[Layout element entries]
┄┄┄┄┄┄┄┄┄┄

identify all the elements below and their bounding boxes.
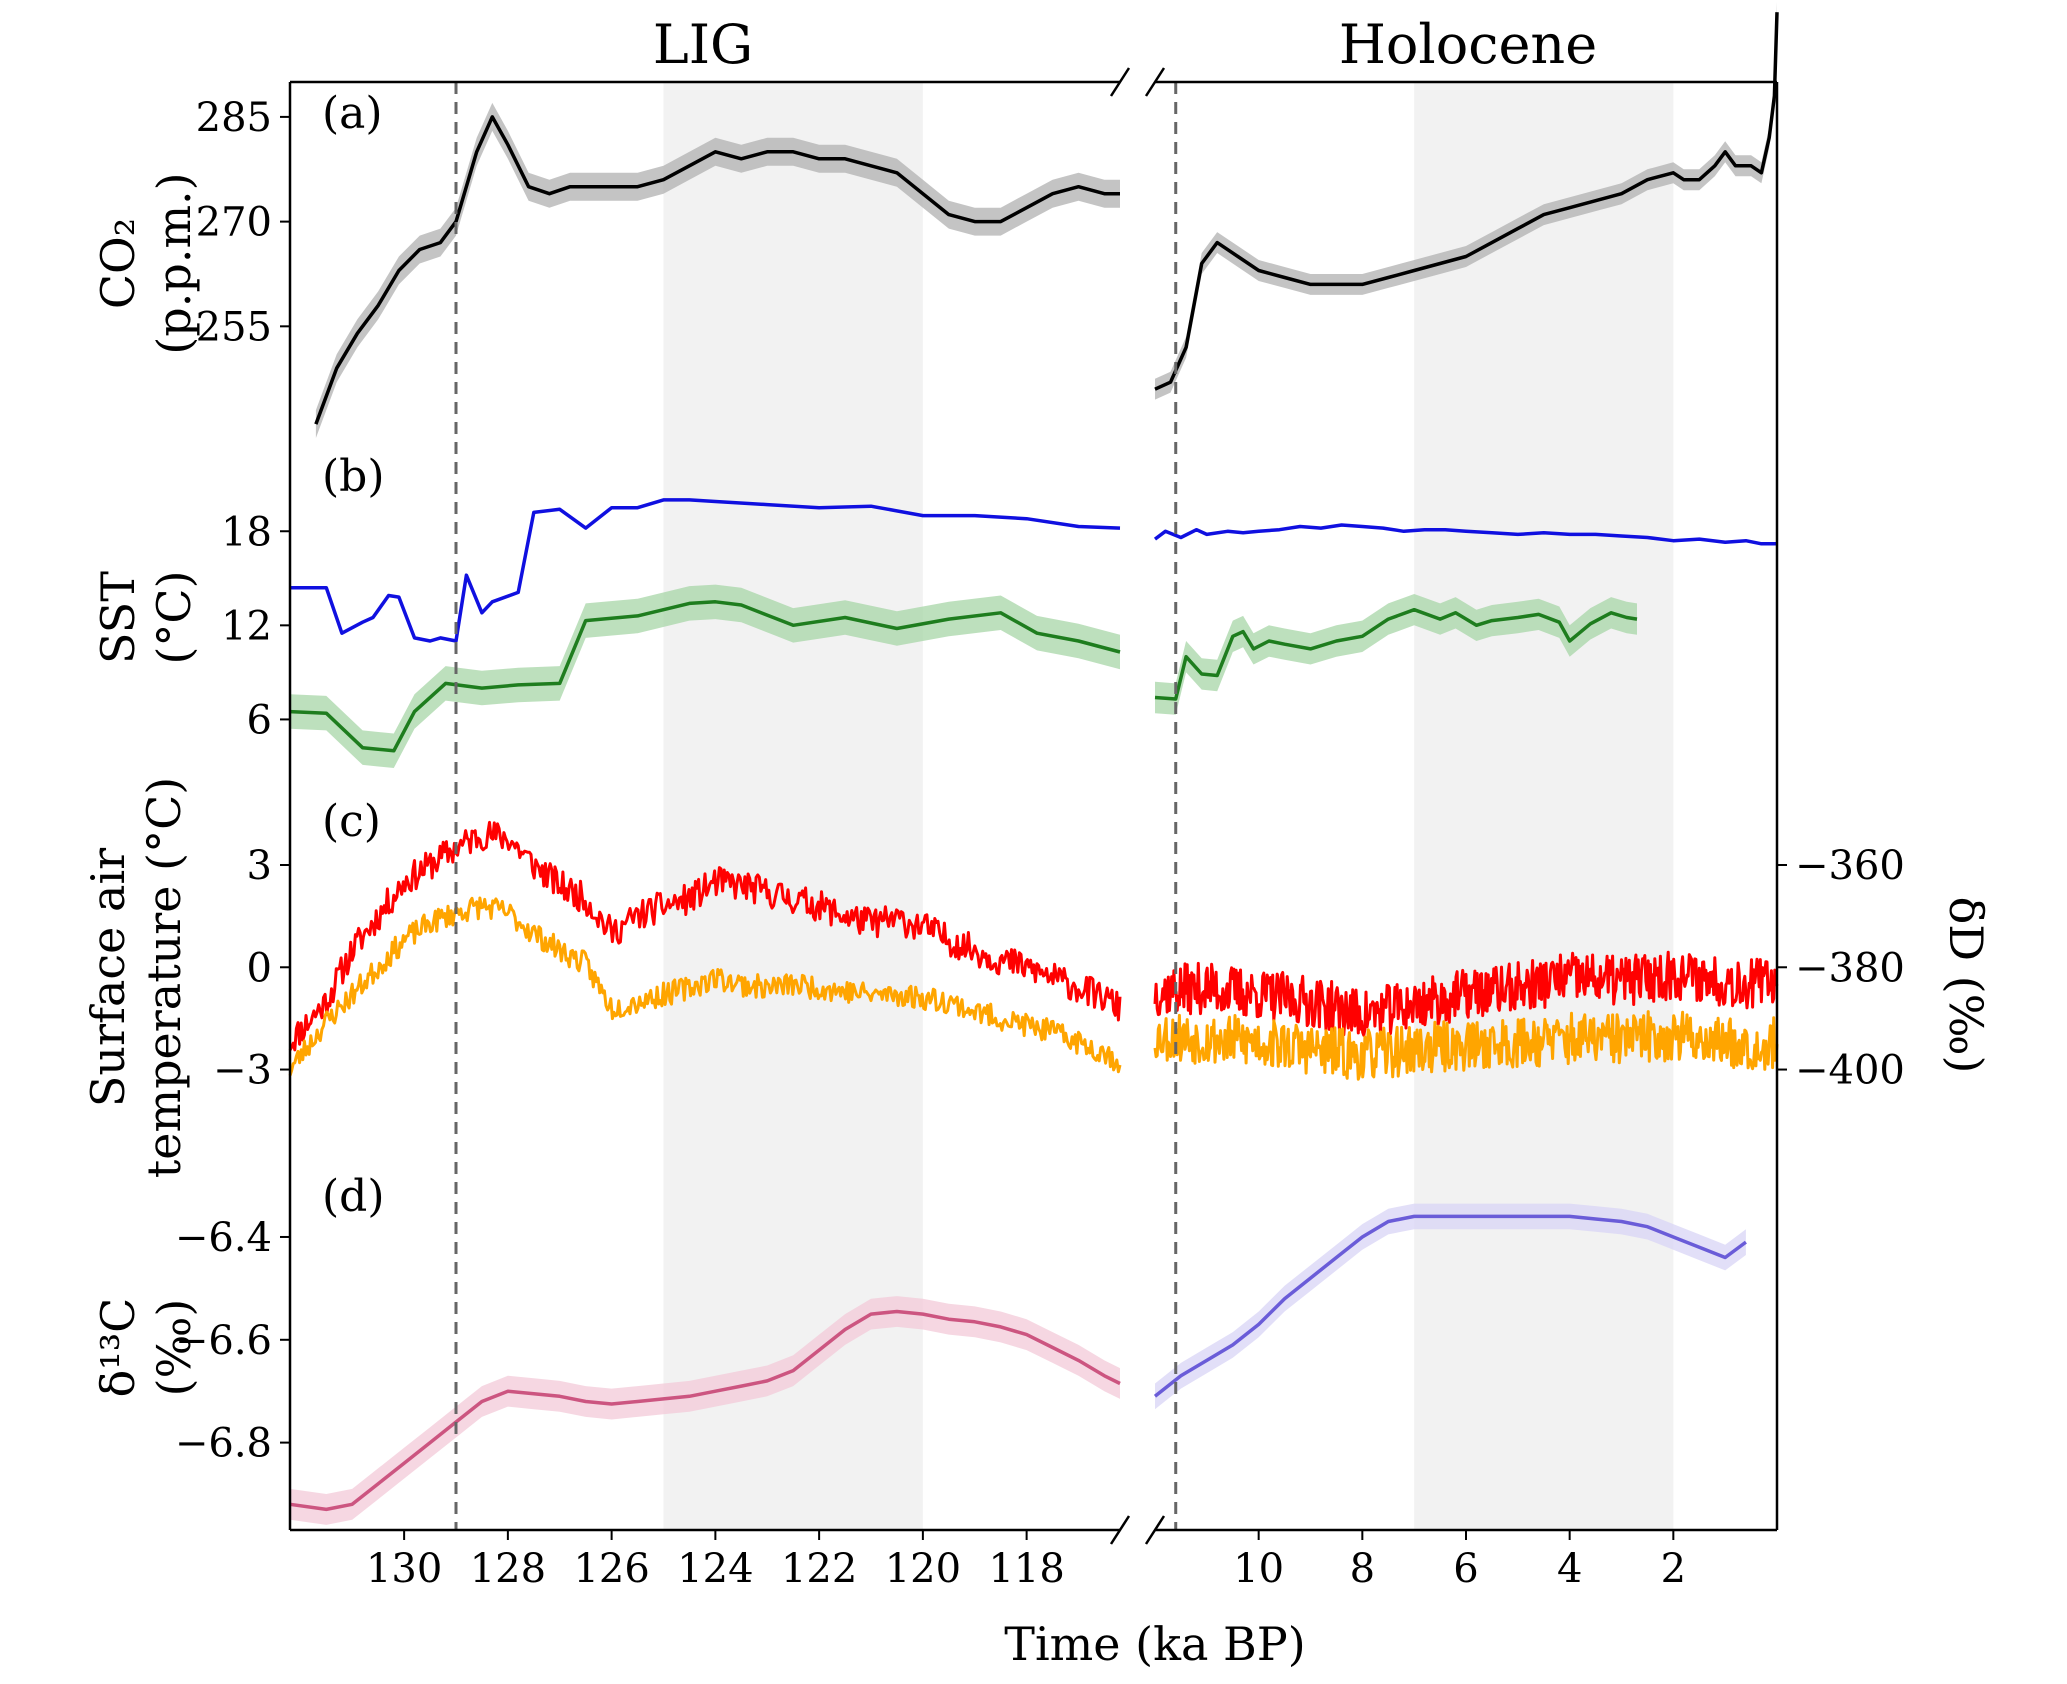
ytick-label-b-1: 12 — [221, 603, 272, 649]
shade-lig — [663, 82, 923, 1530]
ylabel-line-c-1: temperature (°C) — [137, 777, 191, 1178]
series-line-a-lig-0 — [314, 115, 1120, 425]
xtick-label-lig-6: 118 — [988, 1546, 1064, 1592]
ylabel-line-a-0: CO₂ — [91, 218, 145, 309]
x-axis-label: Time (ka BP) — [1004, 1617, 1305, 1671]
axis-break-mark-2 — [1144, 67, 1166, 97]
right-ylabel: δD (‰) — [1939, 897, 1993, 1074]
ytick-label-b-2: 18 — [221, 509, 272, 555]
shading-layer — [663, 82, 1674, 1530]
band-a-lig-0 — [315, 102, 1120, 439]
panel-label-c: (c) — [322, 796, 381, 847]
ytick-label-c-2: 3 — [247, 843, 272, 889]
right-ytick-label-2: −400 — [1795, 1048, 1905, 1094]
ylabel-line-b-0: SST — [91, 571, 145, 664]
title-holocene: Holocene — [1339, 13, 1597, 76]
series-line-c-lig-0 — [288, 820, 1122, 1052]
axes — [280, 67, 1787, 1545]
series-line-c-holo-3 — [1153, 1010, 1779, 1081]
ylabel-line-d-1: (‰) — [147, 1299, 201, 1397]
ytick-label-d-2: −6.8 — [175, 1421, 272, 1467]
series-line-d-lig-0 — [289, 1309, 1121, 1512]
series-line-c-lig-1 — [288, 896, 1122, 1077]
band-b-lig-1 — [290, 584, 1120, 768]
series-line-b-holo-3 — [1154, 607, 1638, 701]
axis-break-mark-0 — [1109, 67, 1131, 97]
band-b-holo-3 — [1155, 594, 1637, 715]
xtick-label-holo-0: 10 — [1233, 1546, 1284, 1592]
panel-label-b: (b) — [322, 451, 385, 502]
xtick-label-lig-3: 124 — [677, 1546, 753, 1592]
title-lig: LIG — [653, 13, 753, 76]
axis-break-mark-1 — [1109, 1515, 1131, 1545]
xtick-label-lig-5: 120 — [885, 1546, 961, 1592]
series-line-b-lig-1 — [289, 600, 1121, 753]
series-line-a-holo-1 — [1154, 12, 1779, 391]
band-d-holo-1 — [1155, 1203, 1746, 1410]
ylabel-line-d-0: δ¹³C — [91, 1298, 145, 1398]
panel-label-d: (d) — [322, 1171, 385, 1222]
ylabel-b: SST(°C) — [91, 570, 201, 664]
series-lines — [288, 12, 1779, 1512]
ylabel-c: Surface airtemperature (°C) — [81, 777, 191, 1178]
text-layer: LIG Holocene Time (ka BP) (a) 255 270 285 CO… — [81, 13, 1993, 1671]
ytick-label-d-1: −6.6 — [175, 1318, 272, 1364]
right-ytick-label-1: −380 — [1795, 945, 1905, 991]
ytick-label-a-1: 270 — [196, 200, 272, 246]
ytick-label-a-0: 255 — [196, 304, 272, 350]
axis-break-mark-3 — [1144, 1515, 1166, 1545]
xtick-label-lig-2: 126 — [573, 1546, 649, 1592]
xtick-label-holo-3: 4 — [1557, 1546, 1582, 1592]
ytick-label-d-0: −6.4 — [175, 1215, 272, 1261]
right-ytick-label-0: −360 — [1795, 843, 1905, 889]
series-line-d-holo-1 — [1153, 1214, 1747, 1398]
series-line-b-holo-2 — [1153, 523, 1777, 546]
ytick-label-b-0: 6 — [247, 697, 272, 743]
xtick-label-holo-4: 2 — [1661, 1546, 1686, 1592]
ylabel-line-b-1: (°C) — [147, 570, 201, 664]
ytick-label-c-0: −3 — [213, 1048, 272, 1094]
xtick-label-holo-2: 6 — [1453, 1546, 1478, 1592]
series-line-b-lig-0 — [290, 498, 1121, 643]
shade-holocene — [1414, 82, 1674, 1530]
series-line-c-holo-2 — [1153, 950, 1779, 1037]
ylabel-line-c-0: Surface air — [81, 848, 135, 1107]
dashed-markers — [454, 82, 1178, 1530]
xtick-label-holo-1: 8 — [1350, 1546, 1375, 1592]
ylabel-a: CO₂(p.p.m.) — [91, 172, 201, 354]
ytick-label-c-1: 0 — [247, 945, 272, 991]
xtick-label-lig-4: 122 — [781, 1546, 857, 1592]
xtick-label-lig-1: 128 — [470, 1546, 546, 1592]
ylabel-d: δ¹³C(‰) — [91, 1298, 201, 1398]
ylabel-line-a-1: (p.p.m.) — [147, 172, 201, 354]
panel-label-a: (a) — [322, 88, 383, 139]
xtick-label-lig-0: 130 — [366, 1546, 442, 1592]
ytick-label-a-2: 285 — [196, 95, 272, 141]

┄┄┄┄┄┄┄┄┄┄

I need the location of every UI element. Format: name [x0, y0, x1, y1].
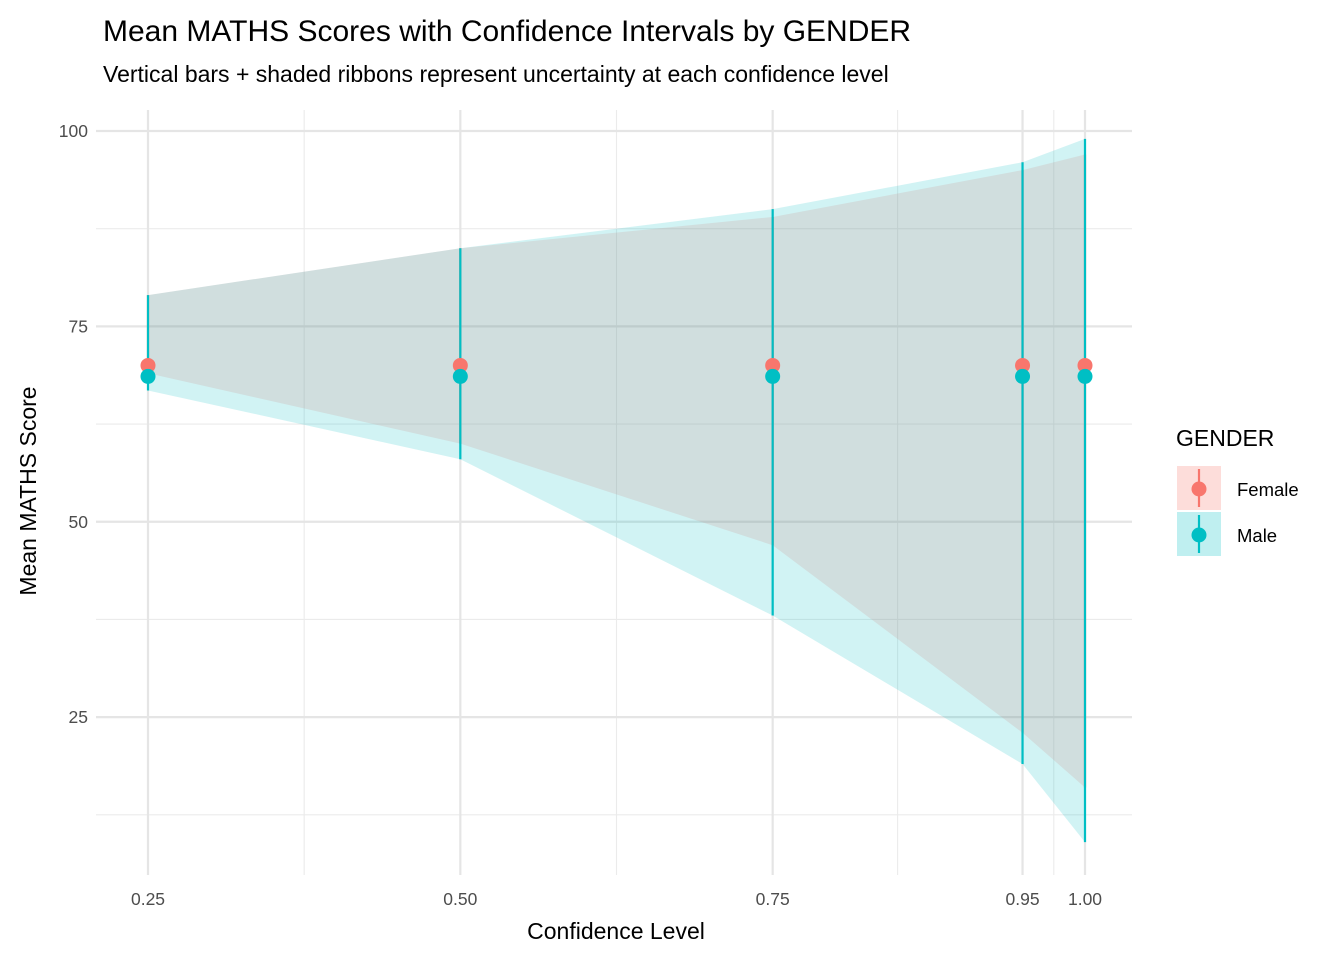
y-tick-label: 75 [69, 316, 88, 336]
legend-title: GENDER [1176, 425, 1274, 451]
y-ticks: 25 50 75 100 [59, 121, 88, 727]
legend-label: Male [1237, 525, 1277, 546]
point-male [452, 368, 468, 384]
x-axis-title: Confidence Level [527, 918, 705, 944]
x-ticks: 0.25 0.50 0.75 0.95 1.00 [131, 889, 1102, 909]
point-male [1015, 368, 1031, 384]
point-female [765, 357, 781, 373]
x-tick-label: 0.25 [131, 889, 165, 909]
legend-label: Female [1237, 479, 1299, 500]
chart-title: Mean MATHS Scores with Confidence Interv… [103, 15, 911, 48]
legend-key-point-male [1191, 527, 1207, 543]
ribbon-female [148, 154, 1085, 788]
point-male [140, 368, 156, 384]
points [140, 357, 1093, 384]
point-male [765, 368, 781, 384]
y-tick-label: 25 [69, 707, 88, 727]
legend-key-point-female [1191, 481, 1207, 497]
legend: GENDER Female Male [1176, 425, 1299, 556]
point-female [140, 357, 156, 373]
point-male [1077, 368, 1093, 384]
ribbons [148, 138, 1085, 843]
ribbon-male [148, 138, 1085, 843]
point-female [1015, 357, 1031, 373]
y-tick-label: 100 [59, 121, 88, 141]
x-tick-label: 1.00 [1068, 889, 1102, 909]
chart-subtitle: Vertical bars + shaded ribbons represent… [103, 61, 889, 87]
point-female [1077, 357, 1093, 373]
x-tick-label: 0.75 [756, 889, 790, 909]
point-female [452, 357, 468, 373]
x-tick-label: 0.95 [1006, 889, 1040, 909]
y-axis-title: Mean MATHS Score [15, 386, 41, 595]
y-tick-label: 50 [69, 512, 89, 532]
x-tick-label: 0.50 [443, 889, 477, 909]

┄┄┄┄┄┄┄┄┄┄

• TASK BRIEF:
Write out the listing lines above word for word, starting with the line containing "y-tick-label: 75 [69, 316, 88, 336]" and ending with the line containing "x-tick-label: 0.50 [443, 889, 477, 909]", both included.

• OUTPUT:
y-tick-label: 75 [69, 316, 88, 336]
legend-title: GENDER [1176, 425, 1274, 451]
y-ticks: 25 50 75 100 [59, 121, 88, 727]
legend-label: Male [1237, 525, 1277, 546]
point-male [452, 368, 468, 384]
x-axis-title: Confidence Level [527, 918, 705, 944]
x-ticks: 0.25 0.50 0.75 0.95 1.00 [131, 889, 1102, 909]
point-male [1015, 368, 1031, 384]
point-female [765, 357, 781, 373]
x-tick-label: 0.25 [131, 889, 165, 909]
legend-label: Female [1237, 479, 1299, 500]
chart-title: Mean MATHS Scores with Confidence Interv… [103, 15, 911, 48]
legend-key-point-male [1191, 527, 1207, 543]
ribbon-female [148, 154, 1085, 788]
point-male [140, 368, 156, 384]
points [140, 357, 1093, 384]
point-male [765, 368, 781, 384]
y-tick-label: 25 [69, 707, 88, 727]
legend-key-point-female [1191, 481, 1207, 497]
legend: GENDER Female Male [1176, 425, 1299, 556]
point-female [140, 357, 156, 373]
point-male [1077, 368, 1093, 384]
ribbons [148, 138, 1085, 843]
ribbon-male [148, 138, 1085, 843]
point-female [1015, 357, 1031, 373]
y-tick-label: 100 [59, 121, 88, 141]
x-tick-label: 1.00 [1068, 889, 1102, 909]
chart-subtitle: Vertical bars + shaded ribbons represent… [103, 61, 889, 87]
point-female [1077, 357, 1093, 373]
x-tick-label: 0.75 [756, 889, 790, 909]
point-female [452, 357, 468, 373]
x-tick-label: 0.95 [1006, 889, 1040, 909]
y-axis-title: Mean MATHS Score [15, 386, 41, 595]
y-tick-label: 50 [69, 512, 89, 532]
x-tick-label: 0.50 [443, 889, 477, 909]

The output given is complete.